(Task A): Reproduce the text on The Badlands Saloon word for word, from "The Badlands Saloon" to "North Dakota town.".
(Task B): Extend the text on The Badlands Saloon, picking up right after its final sentence.

The Badlands Saloon is a novel by Jonathan Twingley, an American artist and illustrator. Published by Scribner in 2009, the 224-page hardcover tells the story of Oliver Clay, and his life-changing summer in a small North Dakota town.

Setting
The town is Marysville − once a booming oil town, now a tourist spot − a "Wild West fishbowl" with a state-of-the-art amphitheater, an Old West Shooting Gallery, bumper cars, and a glad-handing mayor with his own daily radio show. Like much of America, "the town had become a strange version of itself...a generic vision of what towns once looked like when there were Cowboys and Indians and wagon wheels and campfires. But there was an authenticity to it all, too."

The town resembles Medora, North Dakota. At the south entrance to the Theodore Roosevelt National Park, Medora provides a touristy western experience with wooden planked sidewalks, old fashion ice cream parlors, and buggy rides. Just like the Marysville in Twingley's novel, Medora offers several museums, the Cowboy Hall of Fame, the Badlands Shooting Gallery, Medora Mini Golf, and the Burning Hills Amphitheater with nightly productions of the Medora Musical. Both Medora and Marysville were named after a French aristocrat. Also resembling Marysville, the entire economy of the real-life Medora (with its 112 residents and 0.37 square miles) is subsidized by a foundation - the Theodore Roosevelt Medora Foundation.

Style
The novel is uniquely constructed. It is not a graphic novel with comic book panels, but an illustrated novel with 38 full-color illustrations covering 76 pages. It has the straightforward simplicity of Aesop's Fables yet is highly literary, with references to Søren Kierkegaard, Ernest Hemingway,  John Steinbeck, Allen Ginsberg, Lanford Wilson, F. Scott Fitzgerald, Jack Kerouac, and others.

(Study material):
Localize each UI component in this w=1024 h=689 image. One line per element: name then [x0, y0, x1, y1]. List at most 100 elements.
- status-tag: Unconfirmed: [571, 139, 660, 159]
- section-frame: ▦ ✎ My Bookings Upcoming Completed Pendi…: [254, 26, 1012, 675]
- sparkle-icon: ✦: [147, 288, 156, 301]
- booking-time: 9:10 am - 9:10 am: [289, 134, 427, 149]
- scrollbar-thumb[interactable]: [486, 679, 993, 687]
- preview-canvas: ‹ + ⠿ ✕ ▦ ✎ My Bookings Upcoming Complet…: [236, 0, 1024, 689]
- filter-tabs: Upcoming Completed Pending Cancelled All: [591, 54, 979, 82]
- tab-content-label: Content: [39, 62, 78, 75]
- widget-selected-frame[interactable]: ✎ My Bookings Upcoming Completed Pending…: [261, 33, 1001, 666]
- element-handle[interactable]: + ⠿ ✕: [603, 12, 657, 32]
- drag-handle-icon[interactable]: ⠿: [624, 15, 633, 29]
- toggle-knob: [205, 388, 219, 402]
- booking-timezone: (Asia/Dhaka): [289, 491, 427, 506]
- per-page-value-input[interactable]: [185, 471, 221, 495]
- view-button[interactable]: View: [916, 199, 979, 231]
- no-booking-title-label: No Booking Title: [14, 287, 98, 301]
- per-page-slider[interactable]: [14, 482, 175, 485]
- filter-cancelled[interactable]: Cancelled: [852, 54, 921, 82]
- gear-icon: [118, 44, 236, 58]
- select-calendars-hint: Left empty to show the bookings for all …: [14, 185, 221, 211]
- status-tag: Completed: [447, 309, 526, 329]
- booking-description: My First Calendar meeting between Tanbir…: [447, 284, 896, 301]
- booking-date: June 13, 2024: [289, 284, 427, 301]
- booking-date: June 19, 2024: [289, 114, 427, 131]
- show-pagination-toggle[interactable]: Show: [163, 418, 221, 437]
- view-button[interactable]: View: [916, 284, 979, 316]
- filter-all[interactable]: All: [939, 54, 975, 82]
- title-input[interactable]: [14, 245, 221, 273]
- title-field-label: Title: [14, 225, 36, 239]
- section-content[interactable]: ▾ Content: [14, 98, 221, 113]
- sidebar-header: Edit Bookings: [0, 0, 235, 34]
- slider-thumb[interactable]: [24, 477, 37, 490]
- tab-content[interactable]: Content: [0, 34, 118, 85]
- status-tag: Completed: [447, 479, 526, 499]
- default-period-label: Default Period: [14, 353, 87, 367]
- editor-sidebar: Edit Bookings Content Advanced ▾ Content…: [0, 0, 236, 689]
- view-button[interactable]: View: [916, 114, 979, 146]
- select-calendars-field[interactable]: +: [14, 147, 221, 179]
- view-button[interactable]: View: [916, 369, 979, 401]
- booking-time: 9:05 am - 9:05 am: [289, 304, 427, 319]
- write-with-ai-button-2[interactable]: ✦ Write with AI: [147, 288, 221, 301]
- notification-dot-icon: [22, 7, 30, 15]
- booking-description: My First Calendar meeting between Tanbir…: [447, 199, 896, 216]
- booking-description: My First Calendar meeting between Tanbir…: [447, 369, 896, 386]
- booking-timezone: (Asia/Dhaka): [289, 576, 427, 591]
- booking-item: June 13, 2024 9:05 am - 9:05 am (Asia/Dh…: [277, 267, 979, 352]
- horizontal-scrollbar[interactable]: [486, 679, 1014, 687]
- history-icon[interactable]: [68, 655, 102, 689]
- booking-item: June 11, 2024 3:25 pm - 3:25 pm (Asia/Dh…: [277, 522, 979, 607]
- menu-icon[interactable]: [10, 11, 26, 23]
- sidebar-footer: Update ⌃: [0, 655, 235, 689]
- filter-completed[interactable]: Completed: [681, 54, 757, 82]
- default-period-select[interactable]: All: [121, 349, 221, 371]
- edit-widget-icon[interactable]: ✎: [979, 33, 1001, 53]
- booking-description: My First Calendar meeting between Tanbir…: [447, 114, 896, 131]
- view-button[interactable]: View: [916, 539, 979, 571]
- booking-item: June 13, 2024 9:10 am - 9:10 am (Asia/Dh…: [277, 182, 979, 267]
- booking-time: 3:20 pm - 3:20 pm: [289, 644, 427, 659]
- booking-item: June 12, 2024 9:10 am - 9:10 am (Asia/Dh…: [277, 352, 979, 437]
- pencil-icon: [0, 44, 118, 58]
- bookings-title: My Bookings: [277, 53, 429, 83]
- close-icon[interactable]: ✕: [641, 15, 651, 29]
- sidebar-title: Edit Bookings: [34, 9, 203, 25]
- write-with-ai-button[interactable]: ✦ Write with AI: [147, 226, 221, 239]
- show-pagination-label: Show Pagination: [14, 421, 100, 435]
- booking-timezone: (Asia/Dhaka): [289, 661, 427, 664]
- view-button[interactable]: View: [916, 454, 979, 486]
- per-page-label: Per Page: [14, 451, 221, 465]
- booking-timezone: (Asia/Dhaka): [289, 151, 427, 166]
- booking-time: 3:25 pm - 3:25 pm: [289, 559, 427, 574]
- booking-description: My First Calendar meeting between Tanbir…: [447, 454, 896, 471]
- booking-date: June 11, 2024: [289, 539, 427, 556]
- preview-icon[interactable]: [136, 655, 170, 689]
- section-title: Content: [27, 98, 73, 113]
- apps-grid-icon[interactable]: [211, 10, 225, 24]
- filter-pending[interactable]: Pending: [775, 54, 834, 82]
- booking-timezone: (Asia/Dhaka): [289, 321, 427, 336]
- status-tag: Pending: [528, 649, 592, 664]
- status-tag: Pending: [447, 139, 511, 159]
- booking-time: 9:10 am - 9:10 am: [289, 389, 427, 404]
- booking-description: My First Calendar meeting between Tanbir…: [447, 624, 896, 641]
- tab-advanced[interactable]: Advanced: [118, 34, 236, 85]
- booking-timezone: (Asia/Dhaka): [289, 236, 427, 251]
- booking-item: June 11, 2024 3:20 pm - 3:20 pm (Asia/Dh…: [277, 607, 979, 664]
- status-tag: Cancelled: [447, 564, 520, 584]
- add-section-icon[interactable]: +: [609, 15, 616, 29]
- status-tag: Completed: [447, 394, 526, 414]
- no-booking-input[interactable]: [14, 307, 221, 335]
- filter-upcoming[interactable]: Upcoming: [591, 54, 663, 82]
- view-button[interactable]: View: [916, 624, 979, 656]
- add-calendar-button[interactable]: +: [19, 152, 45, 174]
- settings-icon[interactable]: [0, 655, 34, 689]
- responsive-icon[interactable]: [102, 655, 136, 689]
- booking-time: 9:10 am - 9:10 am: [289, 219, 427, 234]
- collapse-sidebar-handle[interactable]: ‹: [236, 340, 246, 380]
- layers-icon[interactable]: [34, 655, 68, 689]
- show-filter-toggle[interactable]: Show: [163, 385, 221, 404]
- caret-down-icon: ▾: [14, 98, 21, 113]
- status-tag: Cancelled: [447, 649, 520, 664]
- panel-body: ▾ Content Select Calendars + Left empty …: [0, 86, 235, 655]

(Output A):
The Badlands Saloon is a novel by Jonathan Twingley, an American artist and illustrator. Published by Scribner in 2009, the 224-page hardcover tells the story of Oliver Clay, and his life-changing summer in a small North Dakota town.

(Output B):
It is also a personal memoir, yet explosively populated with characters reminiscent of The Iceman Cometh, the Coen Brothers' Fargo, and a Fellini circus. This profound originality prompted Howard Frank Mosher to declare "The Badlands Saloon is that best of all novels: one that has never been written before."

Critical reception
The novel evoked the lyricism of Faulkner's Yoknapatawpha County and Garrison Keillor's Lake Wobegon.

The New York Times Book Review stated "The Badlands Saloon is filled with hallucinatory incidents and flamboyant barflies...Before the summer’s out, young Ollie will learn the usual life lessons, amid much faux wisdom that crumbles under the glare of the trailer park lights. The book’s chief attraction is Twingley’s sketchbook of illustrations, whose broad outsider-art strokes work in concert with Ollie’s naive ruminations.” 

Booklist signalled Twingley as "an up-and-coming artist" and praised his "uniquely stylized characters...a gallery of portraits rendered in prose, punctuated by visuals, and delivered with unsentimental but heartfelt honesty."

According to Library Journal Review, The Badlands Saloon "feels like catching up with an old friend over beers. A wonderful read; highly recommended for lovers of the American landscape and fiction readers of all kinds."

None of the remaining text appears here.